**Aim**
Count lines holding the string "this" in the data that follows. Reply with one number only.

────

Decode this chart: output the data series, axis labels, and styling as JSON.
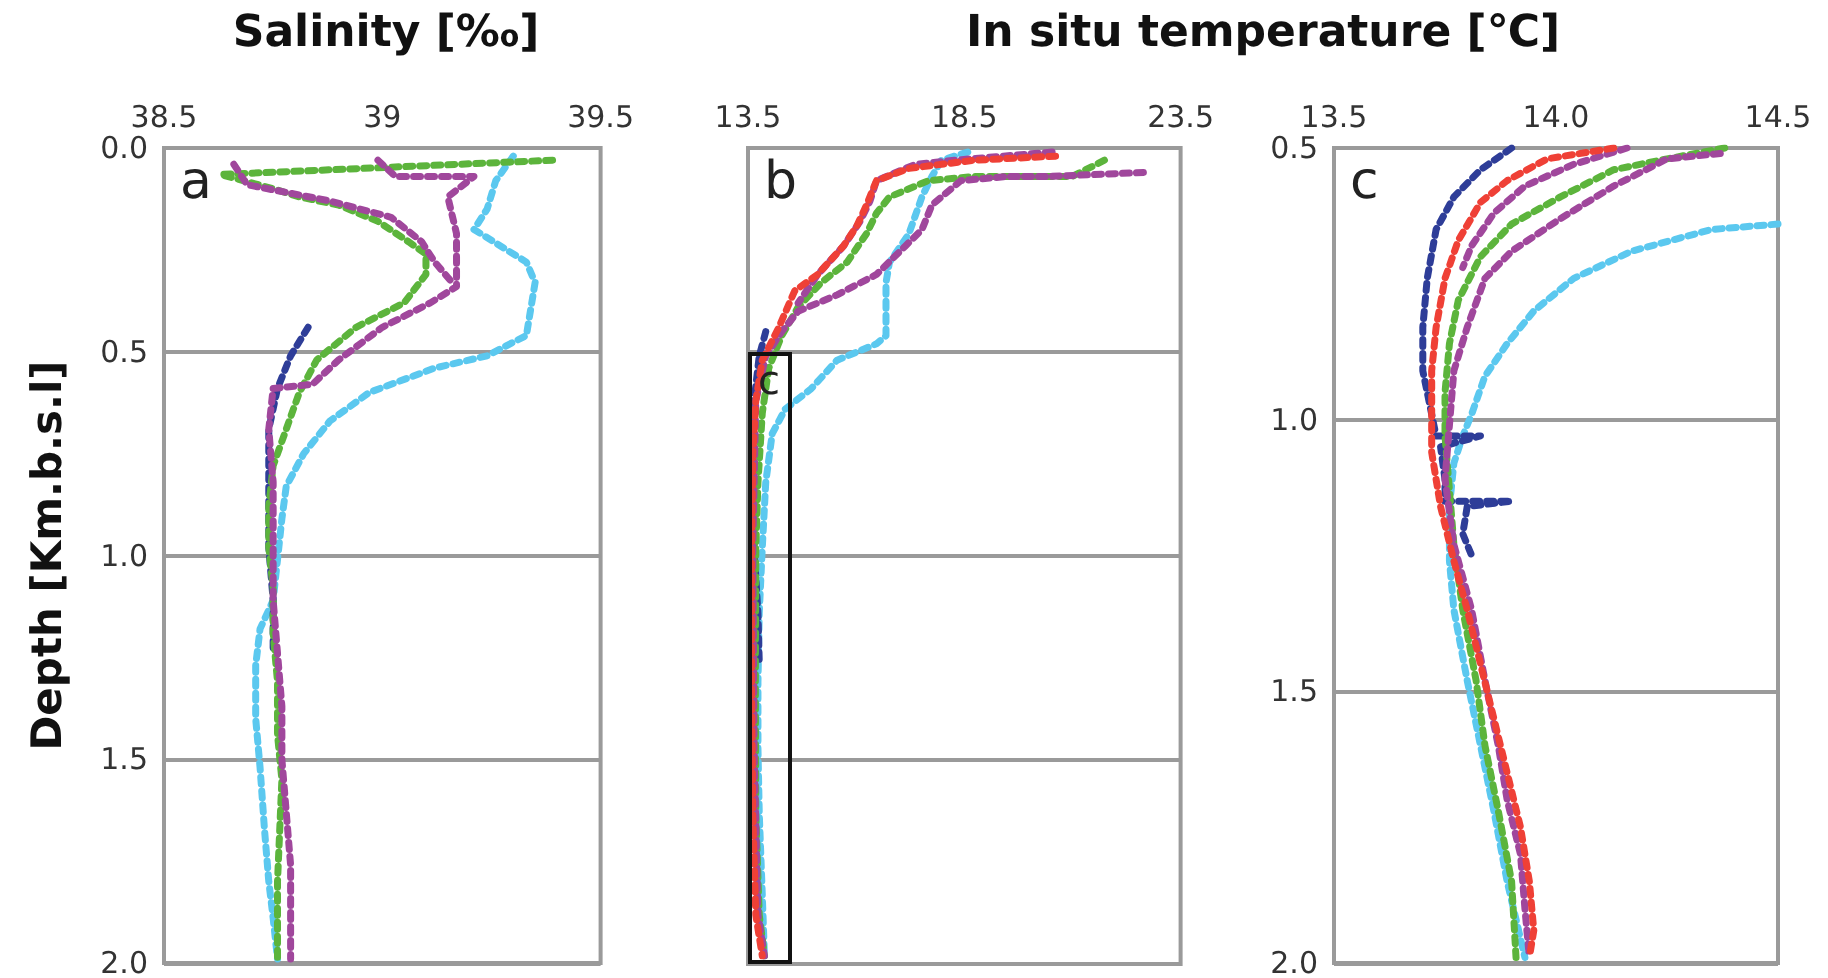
{
  "chart_data": [
    {
      "type": "line",
      "title": "Salinity [‰]",
      "ylabel": "Depth [Km.b.s.l]",
      "annotations": [
        "a"
      ],
      "xlim": [
        38.5,
        39.5
      ],
      "xticks": [
        38.5,
        39,
        39.5
      ],
      "ylim": [
        2.0,
        0.0
      ],
      "yticks": [
        {
          "value": 0,
          "label": "0.0"
        },
        {
          "value": 0.5,
          "label": "0.5"
        },
        {
          "value": 1,
          "label": "1.0"
        },
        {
          "value": 1.5,
          "label": "1.5"
        },
        {
          "value": 2,
          "label": "2.0"
        }
      ],
      "grid": "y",
      "marker": "none",
      "line_style": "dotted",
      "series": [
        {
          "color": "#5bc8ef",
          "x": [
            39.3,
            39.26,
            39.24,
            39.21,
            39.33,
            39.35,
            39.33,
            39.24,
            39.12,
            38.97,
            38.88,
            38.82,
            38.78,
            38.77,
            38.76,
            38.75,
            38.72,
            38.71,
            38.71,
            38.72,
            38.73,
            38.74,
            38.75,
            38.76
          ],
          "values": [
            0.02,
            0.08,
            0.15,
            0.2,
            0.28,
            0.33,
            0.46,
            0.51,
            0.54,
            0.6,
            0.67,
            0.75,
            0.83,
            0.91,
            1.01,
            1.11,
            1.18,
            1.27,
            1.4,
            1.52,
            1.67,
            1.8,
            1.89,
            1.99
          ]
        },
        {
          "color": "#2e3d98",
          "x": [
            38.83,
            38.79,
            38.76,
            38.74,
            38.74,
            38.74,
            38.74,
            38.75,
            38.75
          ],
          "values": [
            0.44,
            0.51,
            0.59,
            0.69,
            0.78,
            0.88,
            0.98,
            1.11,
            1.24
          ]
        },
        {
          "color": "#5cb43c",
          "x": [
            39.39,
            38.63,
            38.75,
            38.81,
            38.9,
            38.99,
            39.06,
            39.1,
            39.1,
            39.05,
            38.94,
            38.85,
            38.81,
            38.78,
            38.75,
            38.74,
            38.74,
            38.75,
            38.75,
            38.76,
            38.76,
            38.77,
            38.76,
            38.76
          ],
          "values": [
            0.03,
            0.065,
            0.1,
            0.12,
            0.14,
            0.18,
            0.23,
            0.26,
            0.31,
            0.38,
            0.44,
            0.52,
            0.6,
            0.69,
            0.78,
            0.88,
            0.98,
            1.08,
            1.19,
            1.31,
            1.44,
            1.55,
            1.8,
            1.99
          ]
        },
        {
          "color": "#a0479c",
          "x": [
            38.99,
            39.03,
            39.21,
            39.15,
            39.17,
            39.17,
            39.11,
            39.0,
            38.9,
            38.84,
            38.75,
            38.74,
            38.75,
            38.75,
            38.75,
            38.76,
            38.77,
            38.77,
            38.78,
            38.79,
            38.79,
            38.79
          ],
          "values": [
            0.03,
            0.07,
            0.07,
            0.12,
            0.21,
            0.34,
            0.38,
            0.44,
            0.52,
            0.58,
            0.59,
            0.69,
            0.82,
            0.98,
            1.11,
            1.24,
            1.37,
            1.5,
            1.63,
            1.76,
            1.89,
            1.99
          ]
        },
        {
          "color": "#a0479c",
          "x": [
            38.66,
            38.69,
            38.88,
            39.02,
            39.09,
            39.12,
            39.16
          ],
          "values": [
            0.04,
            0.09,
            0.13,
            0.17,
            0.23,
            0.28,
            0.33
          ]
        }
      ]
    },
    {
      "type": "line",
      "title": "In situ temperature [℃]",
      "annotations": [
        "b",
        {
          "text": "c",
          "x": 13.5,
          "y": 0.5
        }
      ],
      "xlim": [
        13.5,
        23.5
      ],
      "xticks": [
        13.5,
        18.5,
        23.5
      ],
      "ylim": [
        2.0,
        0.0
      ],
      "yticks": [
        0,
        0.5,
        1,
        1.5,
        2
      ],
      "grid": "y",
      "marker": "none",
      "line_style": "dotted",
      "tick_labels": "x",
      "series": [
        {
          "color": "#5bc8ef",
          "x": [
            18.58,
            17.97,
            17.75,
            17.52,
            17.22,
            16.77,
            16.69,
            16.69,
            16.47,
            15.56,
            14.96,
            14.36,
            14.06,
            13.91,
            13.83,
            13.76,
            13.73,
            13.73,
            13.76,
            13.82,
            13.88
          ],
          "values": [
            0.01,
            0.03,
            0.07,
            0.12,
            0.21,
            0.28,
            0.33,
            0.46,
            0.48,
            0.52,
            0.59,
            0.64,
            0.7,
            0.82,
            0.98,
            1.14,
            1.31,
            1.47,
            1.63,
            1.8,
            1.98
          ]
        },
        {
          "color": "#2e3d98",
          "x": [
            13.91,
            13.76,
            13.64,
            13.61,
            13.64,
            13.73,
            13.76
          ],
          "values": [
            0.45,
            0.51,
            0.62,
            0.75,
            0.98,
            1.14,
            1.26
          ]
        },
        {
          "color": "#5cb43c",
          "x": [
            21.74,
            20.99,
            18.73,
            17.67,
            16.77,
            16.47,
            16.24,
            15.79,
            15.19,
            14.66,
            14.28,
            13.98,
            13.83,
            13.73,
            13.68,
            13.67,
            13.68,
            13.76,
            13.88
          ],
          "values": [
            0.03,
            0.07,
            0.07,
            0.08,
            0.12,
            0.16,
            0.21,
            0.28,
            0.33,
            0.39,
            0.46,
            0.54,
            0.65,
            0.82,
            0.98,
            1.31,
            1.63,
            1.88,
            1.98
          ]
        },
        {
          "color": "#a0479c",
          "x": [
            22.64,
            20.38,
            19.48,
            18.42,
            17.75,
            17.52,
            17.14,
            16.47,
            15.56,
            15.11,
            14.66,
            14.28,
            13.91,
            13.68,
            13.61,
            13.64,
            13.73,
            13.88
          ],
          "values": [
            0.06,
            0.07,
            0.07,
            0.08,
            0.14,
            0.2,
            0.24,
            0.31,
            0.36,
            0.38,
            0.4,
            0.45,
            0.51,
            0.62,
            0.98,
            1.47,
            1.88,
            1.98
          ]
        },
        {
          "color": "#a0479c",
          "x": [
            20.53,
            18.27,
            17.37,
            16.47,
            16.32,
            16.09,
            15.71,
            15.11,
            14.66
          ],
          "values": [
            0.01,
            0.03,
            0.04,
            0.08,
            0.13,
            0.18,
            0.24,
            0.31,
            0.38
          ]
        },
        {
          "color": "#ef4036",
          "x": [
            20.61,
            18.73,
            17.22,
            16.47,
            16.24,
            16.02,
            15.71,
            15.11,
            14.58,
            14.21,
            13.83,
            13.68,
            13.61,
            13.58,
            13.58,
            13.61,
            13.68,
            13.83
          ],
          "values": [
            0.02,
            0.03,
            0.05,
            0.08,
            0.14,
            0.19,
            0.24,
            0.31,
            0.35,
            0.44,
            0.52,
            0.62,
            0.75,
            0.98,
            1.31,
            1.63,
            1.88,
            1.98
          ]
        }
      ]
    },
    {
      "type": "line",
      "annotations": [
        "c"
      ],
      "xlim": [
        13.5,
        14.5
      ],
      "xticks": [
        13.5,
        {
          "value": 14,
          "label": "14.0"
        },
        14.5
      ],
      "ylim": [
        2.0,
        0.5
      ],
      "yticks": [
        {
          "value": 0.5,
          "label": "0.5"
        },
        {
          "value": 1,
          "label": "1.0"
        },
        {
          "value": 1.5,
          "label": "1.5"
        },
        {
          "value": 2,
          "label": "2.0"
        }
      ],
      "grid": "y",
      "marker": "none",
      "line_style": "dotted",
      "series": [
        {
          "color": "#5bc8ef",
          "x": [
            14.5,
            14.35,
            14.17,
            14.04,
            13.95,
            13.89,
            13.84,
            13.81,
            13.79,
            13.77,
            13.76,
            13.76,
            13.77,
            13.8,
            13.83,
            13.86,
            13.89,
            13.93
          ],
          "values": [
            0.64,
            0.65,
            0.69,
            0.74,
            0.8,
            0.86,
            0.92,
            0.99,
            1.03,
            1.08,
            1.16,
            1.26,
            1.35,
            1.48,
            1.6,
            1.72,
            1.85,
            1.99
          ]
        },
        {
          "color": "#2e3d98",
          "x": [
            13.9,
            13.83,
            13.77,
            13.73,
            13.71,
            13.7,
            13.7,
            13.72,
            13.73,
            13.83,
            13.74,
            13.75,
            13.75,
            13.9,
            13.8,
            13.79,
            13.81
          ],
          "values": [
            0.5,
            0.54,
            0.59,
            0.65,
            0.74,
            0.83,
            0.91,
            0.99,
            1.03,
            1.03,
            1.05,
            1.11,
            1.15,
            1.15,
            1.16,
            1.21,
            1.25
          ]
        },
        {
          "color": "#5cb43c",
          "x": [
            14.38,
            14.25,
            14.13,
            14.01,
            13.9,
            13.83,
            13.78,
            13.76,
            13.75,
            13.75,
            13.76,
            13.77,
            13.79,
            13.82,
            13.84,
            13.87,
            13.9,
            13.91
          ],
          "values": [
            0.5,
            0.52,
            0.54,
            0.59,
            0.64,
            0.7,
            0.78,
            0.86,
            0.95,
            1.03,
            1.13,
            1.23,
            1.35,
            1.48,
            1.6,
            1.72,
            1.85,
            1.99
          ]
        },
        {
          "color": "#a0479c",
          "x": [
            14.37,
            14.25,
            14.13,
            14.01,
            13.9,
            13.84,
            13.8,
            13.77,
            13.76,
            13.75,
            13.77,
            13.81,
            13.84,
            13.87,
            13.89,
            13.92,
            13.93,
            13.94
          ],
          "values": [
            0.51,
            0.52,
            0.57,
            0.63,
            0.69,
            0.74,
            0.83,
            0.91,
            1.01,
            1.11,
            1.23,
            1.35,
            1.48,
            1.6,
            1.7,
            1.8,
            1.9,
            1.99
          ]
        },
        {
          "color": "#a0479c",
          "x": [
            14.16,
            14.04,
            13.93,
            13.86,
            13.81,
            13.79
          ],
          "values": [
            0.5,
            0.53,
            0.57,
            0.62,
            0.68,
            0.72
          ]
        },
        {
          "color": "#ef4036",
          "x": [
            14.13,
            13.98,
            13.89,
            13.83,
            13.78,
            13.75,
            13.73,
            13.72,
            13.72,
            13.72,
            13.74,
            13.77,
            13.8,
            13.83,
            13.86,
            13.89,
            13.92,
            13.94,
            13.95,
            13.94
          ],
          "values": [
            0.5,
            0.52,
            0.56,
            0.6,
            0.67,
            0.74,
            0.83,
            0.91,
            0.99,
            1.06,
            1.16,
            1.26,
            1.35,
            1.45,
            1.55,
            1.65,
            1.75,
            1.85,
            1.94,
            1.99
          ]
        }
      ]
    }
  ]
}
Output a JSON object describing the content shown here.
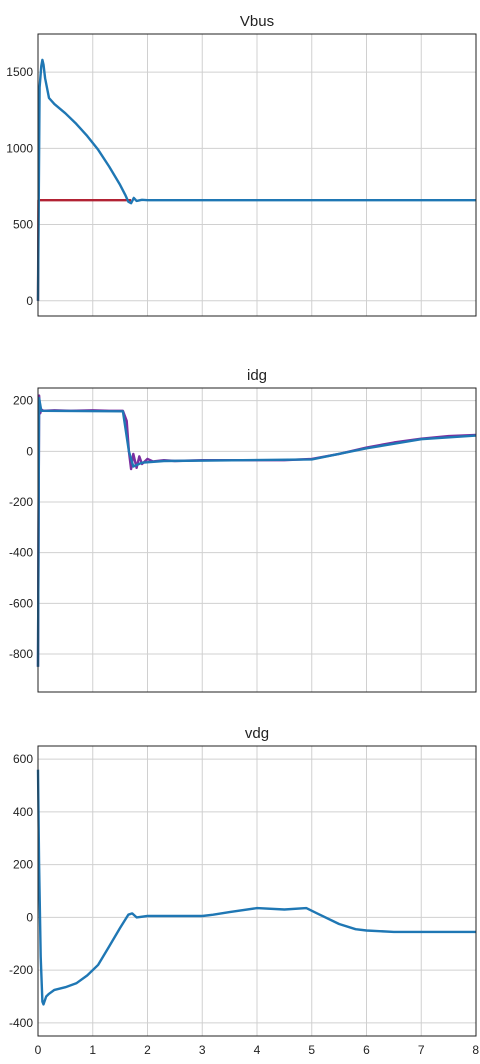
{
  "chart_data": [
    {
      "type": "line",
      "title": "Vbus",
      "xlim": [
        0,
        8
      ],
      "ylim": [
        -100,
        1750
      ],
      "yticks": [
        0,
        500,
        1000,
        1500
      ],
      "xticks": [],
      "grid": true,
      "series": [
        {
          "color": "#b22234",
          "x": [
            0.0,
            0.01,
            1.7
          ],
          "y": [
            0,
            660,
            660
          ]
        },
        {
          "color": "#1f77b4",
          "x": [
            0.0,
            0.03,
            0.06,
            0.08,
            0.1,
            0.13,
            0.2,
            0.3,
            0.5,
            0.7,
            0.9,
            1.1,
            1.3,
            1.5,
            1.6,
            1.65,
            1.7,
            1.75,
            1.8,
            1.9,
            2.0,
            3.0,
            4.0,
            5.0,
            6.0,
            7.0,
            8.0
          ],
          "y": [
            0,
            1400,
            1540,
            1580,
            1550,
            1460,
            1330,
            1290,
            1230,
            1160,
            1080,
            990,
            880,
            760,
            690,
            650,
            640,
            675,
            655,
            662,
            660,
            660,
            660,
            660,
            660,
            660,
            660
          ]
        }
      ]
    },
    {
      "type": "line",
      "title": "idg",
      "xlim": [
        0,
        8
      ],
      "ylim": [
        -950,
        250
      ],
      "yticks": [
        200,
        0,
        -200,
        -400,
        -600,
        -800
      ],
      "xticks": [],
      "grid": true,
      "series": [
        {
          "color": "#7b2fa0",
          "x": [
            0.0,
            0.02,
            0.04,
            0.06,
            0.1,
            0.3,
            0.6,
            1.0,
            1.3,
            1.55,
            1.62,
            1.66,
            1.7,
            1.74,
            1.8,
            1.85,
            1.9,
            2.0,
            2.1,
            2.3,
            2.5,
            3.0,
            4.0,
            4.5,
            5.0,
            5.5,
            6.0,
            6.5,
            7.0,
            7.5,
            8.0
          ],
          "y": [
            -850,
            220,
            150,
            165,
            160,
            162,
            160,
            162,
            160,
            160,
            120,
            0,
            -70,
            -10,
            -65,
            -20,
            -50,
            -30,
            -40,
            -35,
            -38,
            -35,
            -35,
            -35,
            -30,
            -10,
            15,
            35,
            50,
            60,
            65
          ]
        },
        {
          "color": "#1f77b4",
          "x": [
            0.0,
            0.02,
            0.06,
            1.55,
            1.66,
            1.74,
            1.9,
            2.3,
            5.0,
            6.0,
            7.0,
            8.0
          ],
          "y": [
            -850,
            210,
            160,
            158,
            0,
            -60,
            -45,
            -38,
            -32,
            12,
            48,
            62
          ]
        }
      ]
    },
    {
      "type": "line",
      "title": "vdg",
      "xlim": [
        0,
        8
      ],
      "ylim": [
        -450,
        650
      ],
      "yticks": [
        600,
        400,
        200,
        0,
        -200,
        -400
      ],
      "xticks": [
        0,
        1,
        2,
        3,
        4,
        5,
        6,
        7,
        8
      ],
      "grid": true,
      "series": [
        {
          "color": "#1f77b4",
          "x": [
            0.0,
            0.02,
            0.05,
            0.08,
            0.1,
            0.15,
            0.2,
            0.3,
            0.5,
            0.7,
            0.9,
            1.1,
            1.3,
            1.5,
            1.65,
            1.72,
            1.8,
            2.0,
            2.5,
            3.0,
            3.2,
            3.5,
            4.0,
            4.5,
            4.9,
            5.1,
            5.5,
            5.8,
            6.0,
            6.5,
            7.0,
            7.5,
            8.0
          ],
          "y": [
            560,
            200,
            -150,
            -320,
            -330,
            -300,
            -290,
            -275,
            -265,
            -250,
            -220,
            -180,
            -110,
            -40,
            10,
            15,
            0,
            5,
            5,
            5,
            10,
            20,
            35,
            30,
            35,
            15,
            -25,
            -45,
            -50,
            -55,
            -55,
            -55,
            -55
          ]
        }
      ]
    }
  ]
}
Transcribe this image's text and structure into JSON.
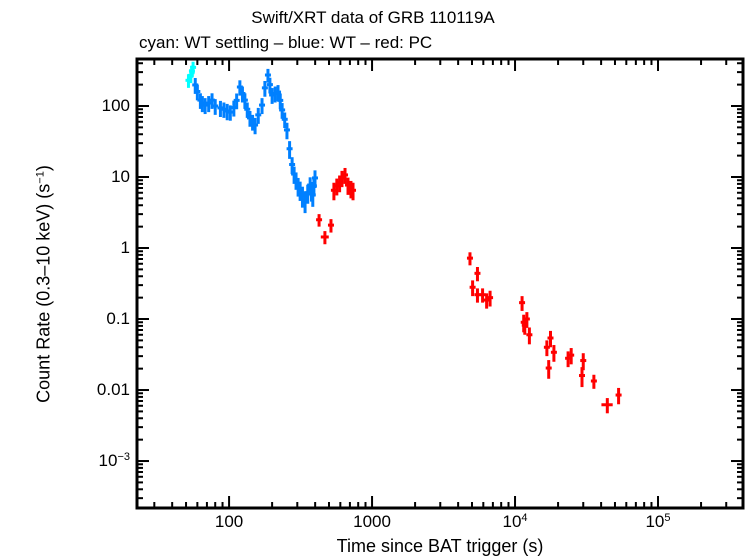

────

**Task answer**
2